◆ What to work on ◆
Scan the entries below. List each line with "reporting".

◆ Record list ◆
━━━━━━━━━━━━━━━━

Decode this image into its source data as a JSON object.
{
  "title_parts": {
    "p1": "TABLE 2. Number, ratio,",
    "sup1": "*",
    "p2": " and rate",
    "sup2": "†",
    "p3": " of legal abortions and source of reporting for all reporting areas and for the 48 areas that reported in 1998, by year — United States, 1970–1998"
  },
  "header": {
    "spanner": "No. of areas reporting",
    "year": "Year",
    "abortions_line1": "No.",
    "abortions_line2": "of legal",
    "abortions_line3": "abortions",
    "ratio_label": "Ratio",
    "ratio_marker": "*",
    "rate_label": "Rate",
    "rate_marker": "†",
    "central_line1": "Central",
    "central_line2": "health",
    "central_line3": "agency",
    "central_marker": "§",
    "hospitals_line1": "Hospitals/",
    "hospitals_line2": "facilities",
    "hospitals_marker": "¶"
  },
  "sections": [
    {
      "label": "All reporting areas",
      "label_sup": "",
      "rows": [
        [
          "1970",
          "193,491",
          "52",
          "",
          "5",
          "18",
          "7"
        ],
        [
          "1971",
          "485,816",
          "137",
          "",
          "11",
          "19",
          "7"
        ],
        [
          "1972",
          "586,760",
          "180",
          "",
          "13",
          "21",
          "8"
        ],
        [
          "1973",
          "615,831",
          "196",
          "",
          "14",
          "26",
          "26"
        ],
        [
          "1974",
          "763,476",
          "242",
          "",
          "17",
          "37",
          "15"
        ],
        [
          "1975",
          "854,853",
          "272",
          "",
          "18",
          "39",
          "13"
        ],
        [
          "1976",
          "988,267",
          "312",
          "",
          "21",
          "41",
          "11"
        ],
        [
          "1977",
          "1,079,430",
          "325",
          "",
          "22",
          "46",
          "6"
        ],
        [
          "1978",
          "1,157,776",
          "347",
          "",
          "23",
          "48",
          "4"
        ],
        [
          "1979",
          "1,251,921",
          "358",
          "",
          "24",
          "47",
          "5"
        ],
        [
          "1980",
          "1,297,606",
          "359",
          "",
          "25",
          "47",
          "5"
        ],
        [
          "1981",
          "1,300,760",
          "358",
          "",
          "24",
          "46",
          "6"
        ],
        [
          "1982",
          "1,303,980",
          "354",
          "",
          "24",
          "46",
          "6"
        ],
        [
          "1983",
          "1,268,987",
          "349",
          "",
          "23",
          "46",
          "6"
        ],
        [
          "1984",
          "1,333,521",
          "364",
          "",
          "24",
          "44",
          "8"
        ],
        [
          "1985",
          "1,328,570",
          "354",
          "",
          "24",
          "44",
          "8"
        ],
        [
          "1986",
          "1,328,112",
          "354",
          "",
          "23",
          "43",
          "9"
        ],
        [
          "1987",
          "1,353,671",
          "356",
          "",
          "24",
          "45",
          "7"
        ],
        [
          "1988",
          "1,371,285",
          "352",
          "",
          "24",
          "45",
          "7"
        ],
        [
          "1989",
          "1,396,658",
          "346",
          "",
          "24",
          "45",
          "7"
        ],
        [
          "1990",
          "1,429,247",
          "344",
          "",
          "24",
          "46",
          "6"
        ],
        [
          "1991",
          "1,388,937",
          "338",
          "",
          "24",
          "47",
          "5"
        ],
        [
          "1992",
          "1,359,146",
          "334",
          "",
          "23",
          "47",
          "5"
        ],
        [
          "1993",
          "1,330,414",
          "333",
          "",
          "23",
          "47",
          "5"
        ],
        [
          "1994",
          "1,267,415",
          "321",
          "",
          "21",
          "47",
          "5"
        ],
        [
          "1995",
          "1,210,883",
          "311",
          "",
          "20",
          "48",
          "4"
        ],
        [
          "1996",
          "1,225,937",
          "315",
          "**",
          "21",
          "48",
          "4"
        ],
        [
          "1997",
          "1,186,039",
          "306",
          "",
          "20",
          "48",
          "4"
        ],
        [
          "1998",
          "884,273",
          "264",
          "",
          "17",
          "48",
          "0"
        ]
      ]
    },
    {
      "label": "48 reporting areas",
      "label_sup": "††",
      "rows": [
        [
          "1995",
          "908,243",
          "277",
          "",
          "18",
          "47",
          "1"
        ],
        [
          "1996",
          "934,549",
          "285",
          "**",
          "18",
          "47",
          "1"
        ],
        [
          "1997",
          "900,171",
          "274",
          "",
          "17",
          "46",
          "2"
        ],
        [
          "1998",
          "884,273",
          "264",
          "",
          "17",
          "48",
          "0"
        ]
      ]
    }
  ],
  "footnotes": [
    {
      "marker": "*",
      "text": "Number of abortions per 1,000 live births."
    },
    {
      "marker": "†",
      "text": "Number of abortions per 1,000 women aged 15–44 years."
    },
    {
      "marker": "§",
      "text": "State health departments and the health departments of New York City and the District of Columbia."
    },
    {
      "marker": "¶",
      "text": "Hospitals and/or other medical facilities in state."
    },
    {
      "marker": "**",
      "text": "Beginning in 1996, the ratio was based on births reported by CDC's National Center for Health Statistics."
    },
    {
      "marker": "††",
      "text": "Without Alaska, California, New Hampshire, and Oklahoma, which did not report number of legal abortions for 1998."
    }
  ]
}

━━━━━━━━━━━━━━━━

◆ Exercise answer ◆
    "p3": " of legal abortions and source of reporting for all reporting areas and for the 48 areas that reported in 1998, by year — United States, 1970–1998"
    "spanner": "No. of areas reporting",
      "label": "All reporting areas",
      "label": "48 reporting areas",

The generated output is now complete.